Return the whole listing, keeping every character the same.

> Exercise input
----------------

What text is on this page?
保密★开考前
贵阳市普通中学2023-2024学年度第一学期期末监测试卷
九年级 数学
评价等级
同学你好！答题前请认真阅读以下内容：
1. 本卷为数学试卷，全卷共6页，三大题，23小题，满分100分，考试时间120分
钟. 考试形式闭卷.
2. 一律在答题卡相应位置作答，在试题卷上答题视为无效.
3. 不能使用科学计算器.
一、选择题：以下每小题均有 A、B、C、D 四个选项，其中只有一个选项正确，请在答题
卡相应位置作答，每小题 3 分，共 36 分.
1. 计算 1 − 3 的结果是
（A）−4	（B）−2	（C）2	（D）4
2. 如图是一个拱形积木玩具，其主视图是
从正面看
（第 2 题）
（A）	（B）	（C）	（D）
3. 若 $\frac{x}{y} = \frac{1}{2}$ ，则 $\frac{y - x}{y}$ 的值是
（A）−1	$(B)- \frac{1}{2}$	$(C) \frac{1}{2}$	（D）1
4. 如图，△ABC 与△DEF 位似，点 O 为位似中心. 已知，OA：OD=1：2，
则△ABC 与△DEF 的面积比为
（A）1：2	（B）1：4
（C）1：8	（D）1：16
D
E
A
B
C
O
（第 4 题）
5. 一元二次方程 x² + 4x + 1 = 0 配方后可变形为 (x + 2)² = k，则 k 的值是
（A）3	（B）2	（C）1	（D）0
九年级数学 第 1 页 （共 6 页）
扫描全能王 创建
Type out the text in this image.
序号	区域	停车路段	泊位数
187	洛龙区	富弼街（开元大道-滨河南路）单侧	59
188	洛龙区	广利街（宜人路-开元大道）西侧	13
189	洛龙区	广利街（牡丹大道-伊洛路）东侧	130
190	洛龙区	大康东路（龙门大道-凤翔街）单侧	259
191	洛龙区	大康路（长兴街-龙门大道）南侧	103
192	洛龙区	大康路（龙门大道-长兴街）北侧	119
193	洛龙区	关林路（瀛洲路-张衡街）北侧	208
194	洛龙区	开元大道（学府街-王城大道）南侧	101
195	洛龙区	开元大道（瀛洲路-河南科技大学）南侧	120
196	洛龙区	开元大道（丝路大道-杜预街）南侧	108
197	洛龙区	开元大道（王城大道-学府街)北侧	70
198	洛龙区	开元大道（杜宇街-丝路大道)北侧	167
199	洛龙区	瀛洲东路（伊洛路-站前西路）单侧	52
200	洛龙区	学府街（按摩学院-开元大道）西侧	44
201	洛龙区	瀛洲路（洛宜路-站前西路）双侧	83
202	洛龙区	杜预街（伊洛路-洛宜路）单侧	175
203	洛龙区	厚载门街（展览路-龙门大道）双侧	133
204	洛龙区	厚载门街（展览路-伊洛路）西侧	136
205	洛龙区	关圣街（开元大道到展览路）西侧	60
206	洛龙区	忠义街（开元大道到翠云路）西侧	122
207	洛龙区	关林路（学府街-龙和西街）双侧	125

----------------

> Written reply
What text is on this page?
保密★开考前
贵阳市普通中学2023-2024学年度第一学期期末监测试卷
九年级 数学
评价等级
同学你好！答题前请认真阅读以下内容：
1. 本卷为数学试卷，全卷共6页，三大题，23小题，满分100分，考试时间120分
钟. 考试形式闭卷.
2. 一律在答题卡相应位置作答，在试题卷上答题视为无效.
3. 不能使用科学计算器.
一、选择题：以下每小题均有 A、B、C、D 四个选项，其中只有一个选项正确，请在答题
卡相应位置作答，每小题 3 分，共 36 分.
1. 计算 1 − 3 的结果是
（A）−4	（B）−2	（C）2	（D）4
2. 如图是一个拱形积木玩具，其主视图是
从正面看
（第 2 题）
（A）	（B）	（C）	（D）
3. 若 $\frac{x}{y} = \frac{1}{2}$ ，则 $\frac{y - x}{y}$ 的值是
（A）−1	$(B)- \frac{1}{2}$	$(C) \frac{1}{2}$	（D）1
4. 如图，△ABC 与△DEF 位似，点 O 为位似中心. 已知，OA：OD=1：2，
则△ABC 与△DEF 的面积比为
（A）1：2	（B）1：4
（C）1：8	（D）1：16
D
E
A
B
C
O
（第 4 题）
5. 一元二次方程 x² + 4x + 1 = 0 配方后可变形为 (x + 2)² = k，则 k 的值是
（A）3	（B）2	（C）1	（D）0
九年级数学 第 1 页 （共 6 页）
扫描全能王 创建
Type out the text in this image.
序号	区域	停车路段	泊位数
187	洛龙区	富弼街（开元大道-滨河南路）单侧	59
188	洛龙区	广利街（宜人路-开元大道）西侧	13
189	洛龙区	广利街（牡丹大道-伊洛路）东侧	130
190	洛龙区	大康东路（龙门大道-凤翔街）单侧	259
191	洛龙区	大康路（长兴街-龙门大道）南侧	103
192	洛龙区	大康路（龙门大道-长兴街）北侧	119
193	洛龙区	关林路（瀛洲路-张衡街）北侧	208
194	洛龙区	开元大道（学府街-王城大道）南侧	101
195	洛龙区	开元大道（瀛洲路-河南科技大学）南侧	120
196	洛龙区	开元大道（丝路大道-杜预街）南侧	108
197	洛龙区	开元大道（王城大道-学府街)北侧	70
198	洛龙区	开元大道（杜宇街-丝路大道)北侧	167
199	洛龙区	瀛洲东路（伊洛路-站前西路）单侧	52
200	洛龙区	学府街（按摩学院-开元大道）西侧	44
201	洛龙区	瀛洲路（洛宜路-站前西路）双侧	83
202	洛龙区	杜预街（伊洛路-洛宜路）单侧	175
203	洛龙区	厚载门街（展览路-龙门大道）双侧	133
204	洛龙区	厚载门街（展览路-伊洛路）西侧	136
205	洛龙区	关圣街（开元大道到展览路）西侧	60
206	洛龙区	忠义街（开元大道到翠云路）西侧	122
207	洛龙区	关林路（学府街-龙和西街）双侧	125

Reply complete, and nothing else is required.